[[ Data to process, beginning ]]

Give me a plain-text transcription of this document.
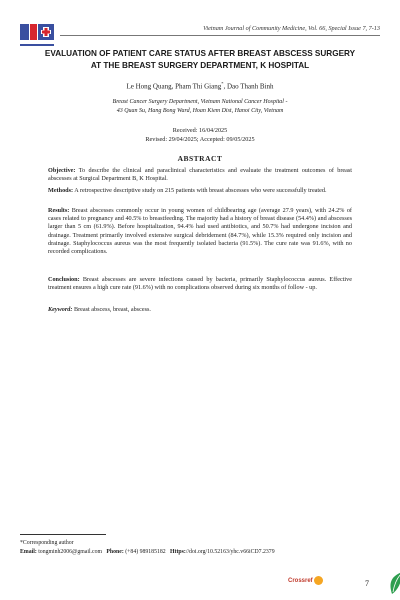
Vietnam Journal of Community Medicine, Vol. 66, Special Issue 7, 7-13
EVALUATION OF PATIENT CARE STATUS AFTER BREAST ABSCESS SURGERY
AT THE BREAST SURGERY DEPARTMENT, K HOSPITAL
Le Hong Quang, Pham Thi Giang*, Dao Thanh Binh
Breast Cancer Surgery Department, Vietnam National Cancer Hospital -
43 Quan Su, Hang Bong Ward, Hoan Kiem Dist, Hanoi City, Vietnam
Received: 16/04/2025
Revised: 29/04/2025; Accepted: 09/05/2025
ABSTRACT
Objective: To describe the clinical and paraclinical characteristics and evaluate the treatment outcomes of breast abscesses at Surgical Department B, K Hospital.
Methods: A retrospective descriptive study on 215 patients with breast abscesses who were successfully treated.
Results: Breast abscesses commonly occur in young women of childbearing age (average 27.9 years), with 24.2% of cases related to pregnancy and 40.5% to breastfeeding. The majority had a history of breast disease (54.4%) and abscesses larger than 5 cm (61.9%). Before hospitalization, 94.4% had used antibiotics, and 50.7% had undergone incision and drainage. Treatment primarily involved extensive surgical debridement (84.7%), while 15.3% required only incision and drainage. Staphylococcus aureus was the most frequently isolated bacteria (91.5%). The cure rate was 91.6%, with no recorded complications.
Conclusion: Breast abscesses are severe infections caused by bacteria, primarily Staphylococcus aureus. Effective treatment ensures a high cure rate (91.6%) with no complications observed during six months of follow - up.
Keyword: Breast abscess, breast, abscess.
*Corresponding author
Email: tongminh2006@gmail.com Phone: (+84) 989185182 Https://doi.org/10.52163/yhc.v66iCD7.2379
Crossref	7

[[ Data to process, end ]]

Exercise description ::
Copy out all the records exactly, excluding pictures.

Task solution ::
Give me a plain-text transcription of this document.
Vietnam Journal of Community Medicine, Vol. 66, Special Issue 7, 7-13
EVALUATION OF PATIENT CARE STATUS AFTER BREAST ABSCESS SURGERY
AT THE BREAST SURGERY DEPARTMENT, K HOSPITAL
Le Hong Quang, Pham Thi Giang*, Dao Thanh Binh
Breast Cancer Surgery Department, Vietnam National Cancer Hospital -
43 Quan Su, Hang Bong Ward, Hoan Kiem Dist, Hanoi City, Vietnam
Received: 16/04/2025
Revised: 29/04/2025; Accepted: 09/05/2025
ABSTRACT
Objective: To describe the clinical and paraclinical characteristics and evaluate the treatment outcomes of breast abscesses at Surgical Department B, K Hospital.
Methods: A retrospective descriptive study on 215 patients with breast abscesses who were successfully treated.
Results: Breast abscesses commonly occur in young women of childbearing age (average 27.9 years), with 24.2% of cases related to pregnancy and 40.5% to breastfeeding. The majority had a history of breast disease (54.4%) and abscesses larger than 5 cm (61.9%). Before hospitalization, 94.4% had used antibiotics, and 50.7% had undergone incision and drainage. Treatment primarily involved extensive surgical debridement (84.7%), while 15.3% required only incision and drainage. Staphylococcus aureus was the most frequently isolated bacteria (91.5%). The cure rate was 91.6%, with no recorded complications.
Conclusion: Breast abscesses are severe infections caused by bacteria, primarily Staphylococcus aureus. Effective treatment ensures a high cure rate (91.6%) with no complications observed during six months of follow - up.
Keyword: Breast abscess, breast, abscess.
*Corresponding author
Email: tongminh2006@gmail.com Phone: (+84) 989185182 Https://doi.org/10.52163/yhc.v66iCD7.2379
Crossref	7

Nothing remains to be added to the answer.